## WRITTEN REQUEST:
Count how many lines have the word "Rope" in them. Reply with that number by itself.

## GIVEN DATA:
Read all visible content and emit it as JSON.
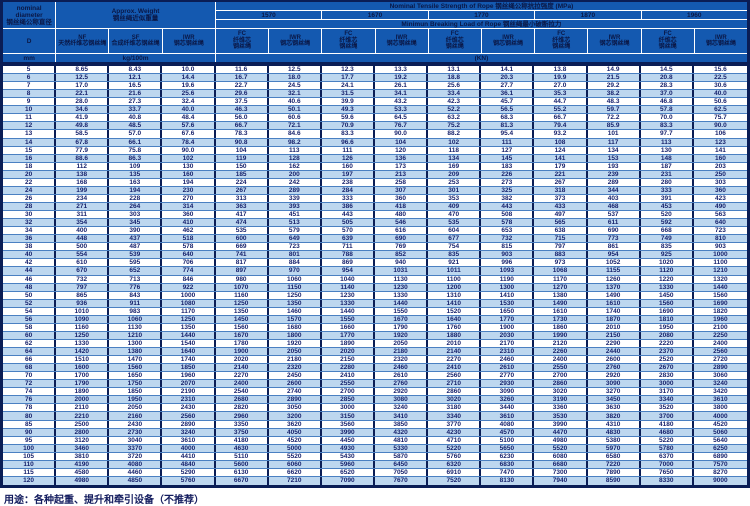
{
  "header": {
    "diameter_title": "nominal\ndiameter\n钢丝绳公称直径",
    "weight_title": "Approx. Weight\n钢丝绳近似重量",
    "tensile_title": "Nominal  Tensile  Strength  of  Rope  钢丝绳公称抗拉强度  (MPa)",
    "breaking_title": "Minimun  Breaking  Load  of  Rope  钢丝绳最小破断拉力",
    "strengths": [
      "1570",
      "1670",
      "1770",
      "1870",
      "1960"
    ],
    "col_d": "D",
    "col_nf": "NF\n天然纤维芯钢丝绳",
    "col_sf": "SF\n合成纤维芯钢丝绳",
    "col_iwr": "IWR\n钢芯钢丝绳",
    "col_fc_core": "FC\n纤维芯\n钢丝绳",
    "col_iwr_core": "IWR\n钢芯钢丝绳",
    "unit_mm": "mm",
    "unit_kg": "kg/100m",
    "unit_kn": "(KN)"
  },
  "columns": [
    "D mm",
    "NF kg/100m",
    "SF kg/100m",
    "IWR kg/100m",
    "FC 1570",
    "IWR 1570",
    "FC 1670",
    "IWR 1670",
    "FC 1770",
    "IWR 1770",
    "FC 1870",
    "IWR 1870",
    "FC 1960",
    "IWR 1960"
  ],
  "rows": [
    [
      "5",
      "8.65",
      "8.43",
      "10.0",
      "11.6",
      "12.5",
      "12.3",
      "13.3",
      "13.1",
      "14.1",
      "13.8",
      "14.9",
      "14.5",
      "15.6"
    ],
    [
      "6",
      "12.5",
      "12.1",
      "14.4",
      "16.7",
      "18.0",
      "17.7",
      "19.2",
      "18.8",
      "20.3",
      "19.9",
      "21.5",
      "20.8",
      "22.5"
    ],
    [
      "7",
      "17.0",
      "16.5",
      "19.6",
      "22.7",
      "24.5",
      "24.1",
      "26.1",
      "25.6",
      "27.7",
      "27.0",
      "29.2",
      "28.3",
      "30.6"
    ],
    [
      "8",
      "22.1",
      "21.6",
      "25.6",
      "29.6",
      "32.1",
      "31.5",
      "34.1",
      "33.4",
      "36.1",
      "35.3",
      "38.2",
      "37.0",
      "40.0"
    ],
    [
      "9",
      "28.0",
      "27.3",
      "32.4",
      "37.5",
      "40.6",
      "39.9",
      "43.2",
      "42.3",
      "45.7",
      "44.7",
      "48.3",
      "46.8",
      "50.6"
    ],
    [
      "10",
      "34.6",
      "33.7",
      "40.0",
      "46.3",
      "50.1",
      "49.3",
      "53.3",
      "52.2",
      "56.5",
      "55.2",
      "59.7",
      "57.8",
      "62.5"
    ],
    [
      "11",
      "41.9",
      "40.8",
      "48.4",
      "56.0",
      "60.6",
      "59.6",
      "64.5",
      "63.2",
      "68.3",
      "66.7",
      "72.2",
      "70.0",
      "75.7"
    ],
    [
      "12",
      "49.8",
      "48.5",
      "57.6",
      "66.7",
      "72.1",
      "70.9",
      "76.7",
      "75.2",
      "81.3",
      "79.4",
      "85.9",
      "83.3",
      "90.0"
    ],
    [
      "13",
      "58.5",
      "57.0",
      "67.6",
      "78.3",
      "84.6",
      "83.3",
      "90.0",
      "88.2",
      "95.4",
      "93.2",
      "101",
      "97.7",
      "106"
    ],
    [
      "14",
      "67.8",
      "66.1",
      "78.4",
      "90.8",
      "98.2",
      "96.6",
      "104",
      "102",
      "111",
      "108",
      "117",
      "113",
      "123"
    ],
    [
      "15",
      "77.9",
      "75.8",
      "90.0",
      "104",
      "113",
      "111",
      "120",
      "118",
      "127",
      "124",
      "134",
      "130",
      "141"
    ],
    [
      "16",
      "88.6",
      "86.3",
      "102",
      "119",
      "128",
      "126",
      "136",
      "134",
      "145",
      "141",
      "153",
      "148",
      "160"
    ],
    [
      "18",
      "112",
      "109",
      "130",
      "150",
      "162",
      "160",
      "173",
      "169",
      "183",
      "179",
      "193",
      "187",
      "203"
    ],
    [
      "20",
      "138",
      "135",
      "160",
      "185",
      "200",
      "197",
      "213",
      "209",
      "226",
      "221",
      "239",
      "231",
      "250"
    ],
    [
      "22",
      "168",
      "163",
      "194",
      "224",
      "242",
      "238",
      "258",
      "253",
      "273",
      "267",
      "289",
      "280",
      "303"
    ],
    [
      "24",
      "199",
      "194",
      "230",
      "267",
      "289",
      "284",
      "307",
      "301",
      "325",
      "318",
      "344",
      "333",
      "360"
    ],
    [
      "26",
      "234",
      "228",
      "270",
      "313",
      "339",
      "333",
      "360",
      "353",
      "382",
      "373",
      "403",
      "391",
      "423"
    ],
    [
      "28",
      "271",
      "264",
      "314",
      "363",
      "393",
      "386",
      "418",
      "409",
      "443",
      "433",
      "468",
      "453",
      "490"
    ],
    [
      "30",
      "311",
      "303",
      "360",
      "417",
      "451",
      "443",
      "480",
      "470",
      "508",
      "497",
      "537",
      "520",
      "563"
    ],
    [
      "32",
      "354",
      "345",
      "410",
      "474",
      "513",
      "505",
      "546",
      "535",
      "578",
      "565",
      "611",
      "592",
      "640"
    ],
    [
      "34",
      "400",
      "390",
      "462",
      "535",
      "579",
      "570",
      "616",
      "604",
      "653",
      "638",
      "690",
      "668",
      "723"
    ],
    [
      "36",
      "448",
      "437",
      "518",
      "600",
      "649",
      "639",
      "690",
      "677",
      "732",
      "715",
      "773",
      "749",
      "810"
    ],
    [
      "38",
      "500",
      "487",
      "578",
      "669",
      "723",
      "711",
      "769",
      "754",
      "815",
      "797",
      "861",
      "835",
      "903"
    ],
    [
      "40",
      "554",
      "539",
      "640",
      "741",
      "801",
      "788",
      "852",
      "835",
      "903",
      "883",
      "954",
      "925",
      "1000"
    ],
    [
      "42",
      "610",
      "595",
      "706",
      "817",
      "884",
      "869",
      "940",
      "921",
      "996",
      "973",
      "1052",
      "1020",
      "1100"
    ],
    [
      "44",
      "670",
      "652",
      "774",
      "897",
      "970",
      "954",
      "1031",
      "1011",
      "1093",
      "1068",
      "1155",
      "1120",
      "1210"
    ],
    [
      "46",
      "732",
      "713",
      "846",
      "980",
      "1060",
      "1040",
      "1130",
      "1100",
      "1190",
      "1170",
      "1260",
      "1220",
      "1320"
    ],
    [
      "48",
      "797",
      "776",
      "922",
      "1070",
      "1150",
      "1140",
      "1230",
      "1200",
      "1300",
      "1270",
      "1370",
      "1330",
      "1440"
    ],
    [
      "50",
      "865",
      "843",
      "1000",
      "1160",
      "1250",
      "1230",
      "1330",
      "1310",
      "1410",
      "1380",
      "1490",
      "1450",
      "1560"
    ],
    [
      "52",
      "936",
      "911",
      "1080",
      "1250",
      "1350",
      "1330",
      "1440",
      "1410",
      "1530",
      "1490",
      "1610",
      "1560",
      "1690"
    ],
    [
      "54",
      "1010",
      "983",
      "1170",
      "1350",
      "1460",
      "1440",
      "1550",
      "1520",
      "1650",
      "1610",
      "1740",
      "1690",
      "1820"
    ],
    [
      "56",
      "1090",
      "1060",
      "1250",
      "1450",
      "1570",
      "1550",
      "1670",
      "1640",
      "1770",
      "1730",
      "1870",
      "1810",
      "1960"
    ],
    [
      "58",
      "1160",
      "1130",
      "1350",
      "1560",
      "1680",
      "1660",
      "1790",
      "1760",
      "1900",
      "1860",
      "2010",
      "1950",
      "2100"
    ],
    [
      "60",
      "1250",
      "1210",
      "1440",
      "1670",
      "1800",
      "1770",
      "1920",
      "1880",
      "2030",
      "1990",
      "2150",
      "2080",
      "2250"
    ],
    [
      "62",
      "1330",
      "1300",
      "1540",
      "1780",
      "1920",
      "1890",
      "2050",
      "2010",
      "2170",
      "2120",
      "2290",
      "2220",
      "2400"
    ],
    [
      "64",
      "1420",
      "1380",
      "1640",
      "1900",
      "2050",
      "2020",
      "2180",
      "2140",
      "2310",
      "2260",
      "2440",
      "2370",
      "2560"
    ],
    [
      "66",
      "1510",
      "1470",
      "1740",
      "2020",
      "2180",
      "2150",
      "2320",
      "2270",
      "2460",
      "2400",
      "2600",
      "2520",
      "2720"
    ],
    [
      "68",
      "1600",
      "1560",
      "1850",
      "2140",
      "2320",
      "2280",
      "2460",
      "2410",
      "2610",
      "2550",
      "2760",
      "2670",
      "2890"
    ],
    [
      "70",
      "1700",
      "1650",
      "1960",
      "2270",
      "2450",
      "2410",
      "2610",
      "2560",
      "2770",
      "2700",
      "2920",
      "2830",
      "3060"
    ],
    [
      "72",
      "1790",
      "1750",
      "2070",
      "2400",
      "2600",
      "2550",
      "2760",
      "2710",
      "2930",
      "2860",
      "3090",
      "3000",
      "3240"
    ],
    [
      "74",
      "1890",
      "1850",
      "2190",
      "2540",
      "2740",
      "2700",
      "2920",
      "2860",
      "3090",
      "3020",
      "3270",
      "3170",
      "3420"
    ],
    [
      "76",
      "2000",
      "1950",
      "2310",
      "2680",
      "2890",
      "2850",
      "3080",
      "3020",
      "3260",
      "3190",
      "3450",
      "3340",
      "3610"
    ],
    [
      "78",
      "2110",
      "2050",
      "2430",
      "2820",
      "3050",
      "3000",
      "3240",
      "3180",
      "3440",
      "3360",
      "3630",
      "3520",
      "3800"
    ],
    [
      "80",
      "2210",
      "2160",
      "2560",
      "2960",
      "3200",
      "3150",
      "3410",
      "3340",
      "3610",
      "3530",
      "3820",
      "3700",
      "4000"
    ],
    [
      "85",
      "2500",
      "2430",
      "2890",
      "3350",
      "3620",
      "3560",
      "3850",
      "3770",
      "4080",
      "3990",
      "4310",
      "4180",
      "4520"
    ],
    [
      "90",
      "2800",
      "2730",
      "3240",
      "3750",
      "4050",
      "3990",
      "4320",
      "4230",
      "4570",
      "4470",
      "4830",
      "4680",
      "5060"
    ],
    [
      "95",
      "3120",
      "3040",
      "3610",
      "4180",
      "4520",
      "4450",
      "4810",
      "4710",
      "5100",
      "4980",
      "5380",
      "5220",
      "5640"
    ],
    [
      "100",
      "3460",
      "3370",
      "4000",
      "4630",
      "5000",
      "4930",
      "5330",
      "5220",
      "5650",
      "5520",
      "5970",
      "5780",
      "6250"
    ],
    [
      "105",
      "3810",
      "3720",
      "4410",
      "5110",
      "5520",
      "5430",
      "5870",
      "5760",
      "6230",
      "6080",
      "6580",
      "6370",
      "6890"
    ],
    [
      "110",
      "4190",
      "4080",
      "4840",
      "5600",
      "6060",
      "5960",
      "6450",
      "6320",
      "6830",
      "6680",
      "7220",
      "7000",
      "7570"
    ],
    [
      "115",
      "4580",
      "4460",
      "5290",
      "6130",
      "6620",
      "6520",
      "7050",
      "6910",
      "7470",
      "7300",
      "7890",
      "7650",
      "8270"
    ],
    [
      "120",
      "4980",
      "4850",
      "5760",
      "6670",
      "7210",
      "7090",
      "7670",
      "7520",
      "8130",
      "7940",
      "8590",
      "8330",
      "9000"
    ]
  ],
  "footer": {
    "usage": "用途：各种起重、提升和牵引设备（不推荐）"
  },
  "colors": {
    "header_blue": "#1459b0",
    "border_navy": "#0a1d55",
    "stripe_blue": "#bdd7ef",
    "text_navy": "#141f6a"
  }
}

## ANSWER FOR THIS EXERCISE:
2